**Source material**
**********
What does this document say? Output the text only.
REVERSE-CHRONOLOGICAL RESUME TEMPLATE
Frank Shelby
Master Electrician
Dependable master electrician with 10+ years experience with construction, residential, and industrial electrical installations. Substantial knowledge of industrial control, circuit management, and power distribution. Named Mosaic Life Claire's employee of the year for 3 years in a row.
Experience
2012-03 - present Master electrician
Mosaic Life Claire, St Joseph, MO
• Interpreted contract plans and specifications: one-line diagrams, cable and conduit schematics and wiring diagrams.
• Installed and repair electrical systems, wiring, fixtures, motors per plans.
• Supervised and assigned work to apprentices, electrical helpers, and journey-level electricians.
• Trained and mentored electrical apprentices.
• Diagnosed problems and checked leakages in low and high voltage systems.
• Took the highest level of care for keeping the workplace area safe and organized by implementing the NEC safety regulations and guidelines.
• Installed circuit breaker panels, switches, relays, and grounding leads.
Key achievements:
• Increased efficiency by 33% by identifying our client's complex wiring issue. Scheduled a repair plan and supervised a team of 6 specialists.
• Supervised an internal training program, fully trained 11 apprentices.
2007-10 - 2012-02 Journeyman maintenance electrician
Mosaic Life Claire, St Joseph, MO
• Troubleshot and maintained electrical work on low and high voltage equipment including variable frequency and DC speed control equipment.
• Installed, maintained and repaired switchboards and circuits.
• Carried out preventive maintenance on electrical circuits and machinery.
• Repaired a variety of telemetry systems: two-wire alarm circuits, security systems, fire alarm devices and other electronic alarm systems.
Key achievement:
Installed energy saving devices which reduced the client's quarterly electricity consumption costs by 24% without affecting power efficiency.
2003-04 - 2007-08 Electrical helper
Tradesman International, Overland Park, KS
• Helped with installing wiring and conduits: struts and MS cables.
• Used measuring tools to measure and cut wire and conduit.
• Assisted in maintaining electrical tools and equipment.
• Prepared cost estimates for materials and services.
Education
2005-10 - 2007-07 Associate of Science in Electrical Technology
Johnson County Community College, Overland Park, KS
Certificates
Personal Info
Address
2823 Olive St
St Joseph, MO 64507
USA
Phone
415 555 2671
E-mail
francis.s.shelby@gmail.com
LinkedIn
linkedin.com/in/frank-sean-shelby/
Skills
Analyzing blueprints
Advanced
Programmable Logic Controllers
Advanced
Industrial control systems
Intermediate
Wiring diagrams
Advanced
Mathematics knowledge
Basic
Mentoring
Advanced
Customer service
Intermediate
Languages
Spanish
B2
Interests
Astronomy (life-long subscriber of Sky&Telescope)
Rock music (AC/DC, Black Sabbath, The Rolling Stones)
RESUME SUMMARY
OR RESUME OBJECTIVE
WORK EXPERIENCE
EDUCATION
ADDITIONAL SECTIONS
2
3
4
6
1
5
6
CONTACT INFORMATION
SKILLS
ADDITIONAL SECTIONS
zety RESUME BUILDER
**********
**What to do**
Quote each line of the data above exactly as written.

**The completed task**
What does this document say? Output the text only.
REVERSE-CHRONOLOGICAL RESUME TEMPLATE
Frank Shelby
Master Electrician
Dependable master electrician with 10+ years experience with construction, residential, and industrial electrical installations. Substantial knowledge of industrial control, circuit management, and power distribution. Named Mosaic Life Claire's employee of the year for 3 years in a row.
Experience
2012-03 - present Master electrician
Mosaic Life Claire, St Joseph, MO
• Interpreted contract plans and specifications: one-line diagrams, cable and conduit schematics and wiring diagrams.
• Installed and repair electrical systems, wiring, fixtures, motors per plans.
• Supervised and assigned work to apprentices, electrical helpers, and journey-level electricians.
• Trained and mentored electrical apprentices.
• Diagnosed problems and checked leakages in low and high voltage systems.
• Took the highest level of care for keeping the workplace area safe and organized by implementing the NEC safety regulations and guidelines.
• Installed circuit breaker panels, switches, relays, and grounding leads.
Key achievements:
• Increased efficiency by 33% by identifying our client's complex wiring issue. Scheduled a repair plan and supervised a team of 6 specialists.
• Supervised an internal training program, fully trained 11 apprentices.
2007-10 - 2012-02 Journeyman maintenance electrician
Mosaic Life Claire, St Joseph, MO
• Troubleshot and maintained electrical work on low and high voltage equipment including variable frequency and DC speed control equipment.
• Installed, maintained and repaired switchboards and circuits.
• Carried out preventive maintenance on electrical circuits and machinery.
• Repaired a variety of telemetry systems: two-wire alarm circuits, security systems, fire alarm devices and other electronic alarm systems.
Key achievement:
Installed energy saving devices which reduced the client's quarterly electricity consumption costs by 24% without affecting power efficiency.
2003-04 - 2007-08 Electrical helper
Tradesman International, Overland Park, KS
• Helped with installing wiring and conduits: struts and MS cables.
• Used measuring tools to measure and cut wire and conduit.
• Assisted in maintaining electrical tools and equipment.
• Prepared cost estimates for materials and services.
Education
2005-10 - 2007-07 Associate of Science in Electrical Technology
Johnson County Community College, Overland Park, KS
Certificates
Personal Info
Address
2823 Olive St
St Joseph, MO 64507
USA
Phone
415 555 2671
E-mail
francis.s.shelby@gmail.com
LinkedIn
linkedin.com/in/frank-sean-shelby/
Skills
Analyzing blueprints
Advanced
Programmable Logic Controllers
Advanced
Industrial control systems
Intermediate
Wiring diagrams
Advanced
Mathematics knowledge
Basic
Mentoring
Advanced
Customer service
Intermediate
Languages
Spanish
B2
Interests
Astronomy (life-long subscriber of Sky&Telescope)
Rock music (AC/DC, Black Sabbath, The Rolling Stones)
RESUME SUMMARY
OR RESUME OBJECTIVE
WORK EXPERIENCE
EDUCATION
ADDITIONAL SECTIONS
2
3
4
6
1
5
6
CONTACT INFORMATION
SKILLS
ADDITIONAL SECTIONS
zety RESUME BUILDER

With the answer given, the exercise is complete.